Data:

------------

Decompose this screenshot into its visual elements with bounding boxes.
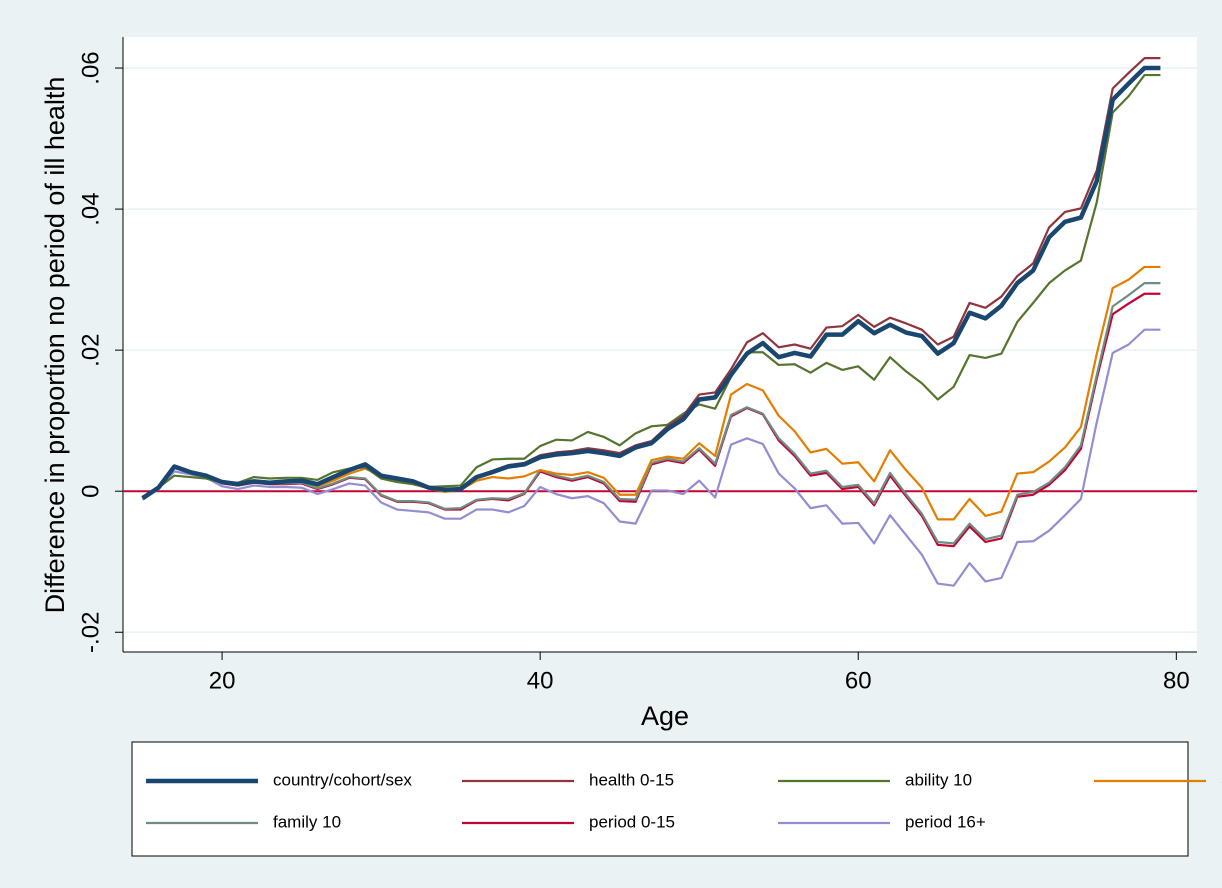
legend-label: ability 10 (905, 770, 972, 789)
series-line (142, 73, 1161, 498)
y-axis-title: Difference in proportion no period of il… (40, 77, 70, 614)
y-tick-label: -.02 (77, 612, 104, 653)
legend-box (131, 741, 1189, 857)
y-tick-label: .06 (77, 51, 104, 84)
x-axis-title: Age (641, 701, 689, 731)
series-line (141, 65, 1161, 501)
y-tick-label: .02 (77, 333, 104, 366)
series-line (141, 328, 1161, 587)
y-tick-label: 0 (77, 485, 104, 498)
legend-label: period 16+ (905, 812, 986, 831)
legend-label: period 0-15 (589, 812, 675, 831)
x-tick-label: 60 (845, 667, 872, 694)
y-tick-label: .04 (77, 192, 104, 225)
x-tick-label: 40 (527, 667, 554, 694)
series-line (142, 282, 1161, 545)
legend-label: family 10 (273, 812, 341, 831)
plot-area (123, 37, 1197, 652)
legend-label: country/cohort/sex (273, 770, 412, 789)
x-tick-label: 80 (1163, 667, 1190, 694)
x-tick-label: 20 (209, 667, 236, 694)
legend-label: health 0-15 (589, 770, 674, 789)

------------

Output all of the lines above verbatim, leaving out the picture.

Decompose this screenshot into its visual elements with bounding boxes.
legend-label: ability 10 (905, 770, 972, 789)
series-line (142, 73, 1161, 498)
y-axis-title: Difference in proportion no period of il… (40, 77, 70, 614)
y-tick-label: -.02 (77, 612, 104, 653)
legend-box (131, 741, 1189, 857)
y-tick-label: .06 (77, 51, 104, 84)
x-axis-title: Age (641, 701, 689, 731)
series-line (141, 65, 1161, 501)
y-tick-label: .02 (77, 333, 104, 366)
series-line (141, 328, 1161, 587)
y-tick-label: 0 (77, 485, 104, 498)
legend-label: period 16+ (905, 812, 986, 831)
legend-label: period 0-15 (589, 812, 675, 831)
x-tick-label: 60 (845, 667, 872, 694)
y-tick-label: .04 (77, 192, 104, 225)
x-tick-label: 40 (527, 667, 554, 694)
series-line (142, 282, 1161, 545)
legend-label: family 10 (273, 812, 341, 831)
plot-area (123, 37, 1197, 652)
legend-label: country/cohort/sex (273, 770, 412, 789)
x-tick-label: 80 (1163, 667, 1190, 694)
x-tick-label: 20 (209, 667, 236, 694)
legend-label: health 0-15 (589, 770, 674, 789)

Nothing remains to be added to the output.